*Your goal*
In the material below, the lines containing the word "size" are required; copy each of them.

*Raw data*

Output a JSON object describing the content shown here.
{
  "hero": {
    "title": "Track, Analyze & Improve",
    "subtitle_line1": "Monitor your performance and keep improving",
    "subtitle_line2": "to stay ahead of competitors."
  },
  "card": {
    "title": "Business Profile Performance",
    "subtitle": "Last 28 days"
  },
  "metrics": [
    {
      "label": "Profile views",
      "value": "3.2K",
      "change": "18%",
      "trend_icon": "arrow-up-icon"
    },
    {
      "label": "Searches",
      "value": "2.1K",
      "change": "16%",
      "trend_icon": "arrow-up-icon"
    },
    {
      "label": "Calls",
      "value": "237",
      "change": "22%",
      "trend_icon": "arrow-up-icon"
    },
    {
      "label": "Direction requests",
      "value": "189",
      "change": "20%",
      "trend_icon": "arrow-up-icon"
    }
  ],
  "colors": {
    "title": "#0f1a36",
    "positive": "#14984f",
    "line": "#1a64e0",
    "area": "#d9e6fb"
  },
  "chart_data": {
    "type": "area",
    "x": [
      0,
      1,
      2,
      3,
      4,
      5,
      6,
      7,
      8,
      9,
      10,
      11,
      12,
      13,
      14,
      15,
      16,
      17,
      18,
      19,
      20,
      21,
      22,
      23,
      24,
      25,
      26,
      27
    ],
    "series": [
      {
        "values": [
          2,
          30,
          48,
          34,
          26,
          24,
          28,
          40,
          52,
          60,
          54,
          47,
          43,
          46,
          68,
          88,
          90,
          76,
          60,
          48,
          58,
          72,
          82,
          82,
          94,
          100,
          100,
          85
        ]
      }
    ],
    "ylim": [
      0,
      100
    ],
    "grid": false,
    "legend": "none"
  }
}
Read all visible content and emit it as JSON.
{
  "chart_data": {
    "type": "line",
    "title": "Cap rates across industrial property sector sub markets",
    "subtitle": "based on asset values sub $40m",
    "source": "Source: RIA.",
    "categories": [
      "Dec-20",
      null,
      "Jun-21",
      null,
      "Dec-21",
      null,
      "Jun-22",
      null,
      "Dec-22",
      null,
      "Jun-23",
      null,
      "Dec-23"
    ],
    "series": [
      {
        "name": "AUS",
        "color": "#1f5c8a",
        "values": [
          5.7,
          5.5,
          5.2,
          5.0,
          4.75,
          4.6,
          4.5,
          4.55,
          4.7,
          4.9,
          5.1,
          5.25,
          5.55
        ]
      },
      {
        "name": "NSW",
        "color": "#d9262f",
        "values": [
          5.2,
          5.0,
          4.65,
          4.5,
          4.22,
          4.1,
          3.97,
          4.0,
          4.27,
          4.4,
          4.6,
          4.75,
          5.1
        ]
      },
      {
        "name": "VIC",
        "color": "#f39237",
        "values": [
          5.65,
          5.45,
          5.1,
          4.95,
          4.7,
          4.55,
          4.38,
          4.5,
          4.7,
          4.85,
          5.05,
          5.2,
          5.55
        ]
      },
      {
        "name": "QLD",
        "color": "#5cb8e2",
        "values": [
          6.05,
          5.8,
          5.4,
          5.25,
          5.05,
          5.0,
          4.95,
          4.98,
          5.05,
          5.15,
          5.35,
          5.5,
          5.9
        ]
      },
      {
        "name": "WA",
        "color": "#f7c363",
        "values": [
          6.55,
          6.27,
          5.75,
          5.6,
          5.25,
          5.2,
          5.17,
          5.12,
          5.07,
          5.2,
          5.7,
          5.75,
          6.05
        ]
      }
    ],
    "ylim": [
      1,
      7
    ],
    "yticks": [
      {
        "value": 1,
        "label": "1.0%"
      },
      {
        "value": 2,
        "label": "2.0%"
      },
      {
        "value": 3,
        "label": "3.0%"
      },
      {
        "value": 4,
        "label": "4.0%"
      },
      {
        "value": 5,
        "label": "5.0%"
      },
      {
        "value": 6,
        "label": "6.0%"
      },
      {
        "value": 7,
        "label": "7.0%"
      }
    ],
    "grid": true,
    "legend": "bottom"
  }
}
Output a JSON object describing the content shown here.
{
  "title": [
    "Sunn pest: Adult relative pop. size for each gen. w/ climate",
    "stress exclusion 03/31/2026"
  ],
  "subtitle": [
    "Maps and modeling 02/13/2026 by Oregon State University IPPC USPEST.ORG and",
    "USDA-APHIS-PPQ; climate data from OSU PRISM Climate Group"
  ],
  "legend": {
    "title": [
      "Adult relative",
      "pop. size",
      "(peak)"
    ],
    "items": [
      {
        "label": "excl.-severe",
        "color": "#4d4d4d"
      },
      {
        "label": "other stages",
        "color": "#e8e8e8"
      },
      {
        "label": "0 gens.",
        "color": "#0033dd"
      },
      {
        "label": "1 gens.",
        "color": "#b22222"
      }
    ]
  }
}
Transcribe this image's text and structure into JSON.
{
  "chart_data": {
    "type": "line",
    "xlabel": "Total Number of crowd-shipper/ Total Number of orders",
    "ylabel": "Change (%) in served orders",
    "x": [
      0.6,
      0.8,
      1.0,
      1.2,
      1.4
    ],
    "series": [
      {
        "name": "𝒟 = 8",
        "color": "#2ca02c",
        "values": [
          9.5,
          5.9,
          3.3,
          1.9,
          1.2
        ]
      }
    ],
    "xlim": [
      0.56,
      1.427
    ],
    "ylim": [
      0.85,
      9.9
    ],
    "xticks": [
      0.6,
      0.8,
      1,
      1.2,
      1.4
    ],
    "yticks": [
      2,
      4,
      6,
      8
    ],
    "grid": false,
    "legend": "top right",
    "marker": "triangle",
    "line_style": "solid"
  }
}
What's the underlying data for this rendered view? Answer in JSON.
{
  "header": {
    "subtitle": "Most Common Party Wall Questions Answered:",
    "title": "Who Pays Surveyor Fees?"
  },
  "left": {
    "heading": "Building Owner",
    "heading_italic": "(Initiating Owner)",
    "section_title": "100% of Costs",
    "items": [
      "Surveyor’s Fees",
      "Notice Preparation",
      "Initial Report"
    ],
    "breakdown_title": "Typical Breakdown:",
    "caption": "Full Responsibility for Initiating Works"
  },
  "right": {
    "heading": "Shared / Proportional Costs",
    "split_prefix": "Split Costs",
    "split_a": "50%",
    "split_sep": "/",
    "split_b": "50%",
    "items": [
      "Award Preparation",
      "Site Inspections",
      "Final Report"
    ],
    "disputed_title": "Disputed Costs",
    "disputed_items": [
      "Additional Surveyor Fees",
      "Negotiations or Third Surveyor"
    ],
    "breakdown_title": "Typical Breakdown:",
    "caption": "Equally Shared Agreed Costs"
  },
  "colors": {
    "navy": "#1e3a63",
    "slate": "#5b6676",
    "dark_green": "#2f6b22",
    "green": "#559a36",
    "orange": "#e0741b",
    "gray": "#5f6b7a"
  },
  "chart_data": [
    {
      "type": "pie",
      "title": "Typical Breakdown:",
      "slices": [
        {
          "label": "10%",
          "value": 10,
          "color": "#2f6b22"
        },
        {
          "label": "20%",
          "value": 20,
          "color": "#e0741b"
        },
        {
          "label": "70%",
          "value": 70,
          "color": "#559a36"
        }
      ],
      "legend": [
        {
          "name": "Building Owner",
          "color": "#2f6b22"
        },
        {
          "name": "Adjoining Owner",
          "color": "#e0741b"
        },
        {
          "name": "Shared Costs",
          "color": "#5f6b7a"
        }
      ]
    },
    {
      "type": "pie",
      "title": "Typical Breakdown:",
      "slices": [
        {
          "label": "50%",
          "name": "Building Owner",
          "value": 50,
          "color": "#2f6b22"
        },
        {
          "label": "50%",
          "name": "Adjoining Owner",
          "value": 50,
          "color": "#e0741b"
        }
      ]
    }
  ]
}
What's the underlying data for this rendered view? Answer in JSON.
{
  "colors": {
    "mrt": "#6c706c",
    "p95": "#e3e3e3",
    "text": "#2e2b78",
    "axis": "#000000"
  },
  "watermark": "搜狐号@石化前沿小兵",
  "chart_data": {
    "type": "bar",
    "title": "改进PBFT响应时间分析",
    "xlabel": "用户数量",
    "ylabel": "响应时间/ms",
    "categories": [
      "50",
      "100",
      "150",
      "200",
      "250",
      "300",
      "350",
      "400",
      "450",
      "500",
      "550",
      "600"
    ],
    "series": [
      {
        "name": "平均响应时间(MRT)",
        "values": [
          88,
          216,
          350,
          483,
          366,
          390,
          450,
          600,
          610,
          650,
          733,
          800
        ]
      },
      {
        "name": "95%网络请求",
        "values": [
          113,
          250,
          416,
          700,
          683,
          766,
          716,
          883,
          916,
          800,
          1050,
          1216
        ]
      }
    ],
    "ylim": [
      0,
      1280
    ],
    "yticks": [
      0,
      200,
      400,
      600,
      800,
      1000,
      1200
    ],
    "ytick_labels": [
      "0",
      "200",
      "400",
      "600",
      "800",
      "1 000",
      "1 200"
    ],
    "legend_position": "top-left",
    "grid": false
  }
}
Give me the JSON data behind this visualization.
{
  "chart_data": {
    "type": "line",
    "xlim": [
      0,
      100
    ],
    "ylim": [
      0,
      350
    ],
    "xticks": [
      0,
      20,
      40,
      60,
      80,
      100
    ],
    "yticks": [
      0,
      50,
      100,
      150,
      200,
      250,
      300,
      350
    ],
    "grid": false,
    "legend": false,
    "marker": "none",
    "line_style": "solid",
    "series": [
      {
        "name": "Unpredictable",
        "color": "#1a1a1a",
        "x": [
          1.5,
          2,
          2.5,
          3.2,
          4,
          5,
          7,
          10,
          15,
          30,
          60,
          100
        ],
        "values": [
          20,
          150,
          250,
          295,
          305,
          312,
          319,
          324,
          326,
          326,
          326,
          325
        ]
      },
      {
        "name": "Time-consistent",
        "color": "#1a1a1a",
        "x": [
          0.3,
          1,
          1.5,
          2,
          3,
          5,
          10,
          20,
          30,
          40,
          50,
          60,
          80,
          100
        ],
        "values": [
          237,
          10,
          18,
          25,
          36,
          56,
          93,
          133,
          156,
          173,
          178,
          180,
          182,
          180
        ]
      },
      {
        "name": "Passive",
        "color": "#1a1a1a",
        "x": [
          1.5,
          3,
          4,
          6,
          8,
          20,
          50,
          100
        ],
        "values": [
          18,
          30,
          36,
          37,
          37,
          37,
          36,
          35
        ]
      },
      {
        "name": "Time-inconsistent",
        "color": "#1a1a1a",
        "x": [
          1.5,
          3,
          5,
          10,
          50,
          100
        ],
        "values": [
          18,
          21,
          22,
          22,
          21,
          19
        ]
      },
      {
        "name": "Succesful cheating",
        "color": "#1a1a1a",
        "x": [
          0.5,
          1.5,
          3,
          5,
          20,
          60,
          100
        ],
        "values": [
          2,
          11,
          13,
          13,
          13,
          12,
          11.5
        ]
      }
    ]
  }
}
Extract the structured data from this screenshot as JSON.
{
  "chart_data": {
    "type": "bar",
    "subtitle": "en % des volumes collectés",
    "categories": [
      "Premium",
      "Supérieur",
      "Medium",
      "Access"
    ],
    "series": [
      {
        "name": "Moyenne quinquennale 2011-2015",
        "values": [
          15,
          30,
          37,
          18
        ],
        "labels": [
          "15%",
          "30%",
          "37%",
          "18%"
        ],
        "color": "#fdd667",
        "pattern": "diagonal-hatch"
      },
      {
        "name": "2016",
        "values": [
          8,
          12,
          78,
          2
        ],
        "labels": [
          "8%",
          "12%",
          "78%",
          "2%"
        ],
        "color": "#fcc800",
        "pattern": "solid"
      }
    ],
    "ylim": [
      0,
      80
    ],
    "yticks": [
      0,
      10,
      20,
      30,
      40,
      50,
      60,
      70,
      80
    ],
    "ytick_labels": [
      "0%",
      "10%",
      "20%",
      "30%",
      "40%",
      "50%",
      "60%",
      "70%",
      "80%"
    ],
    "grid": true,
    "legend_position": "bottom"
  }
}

*Expected answer*
    "Sunn pest: Adult relative pop. size for each gen. w/ climate",
      "pop. size",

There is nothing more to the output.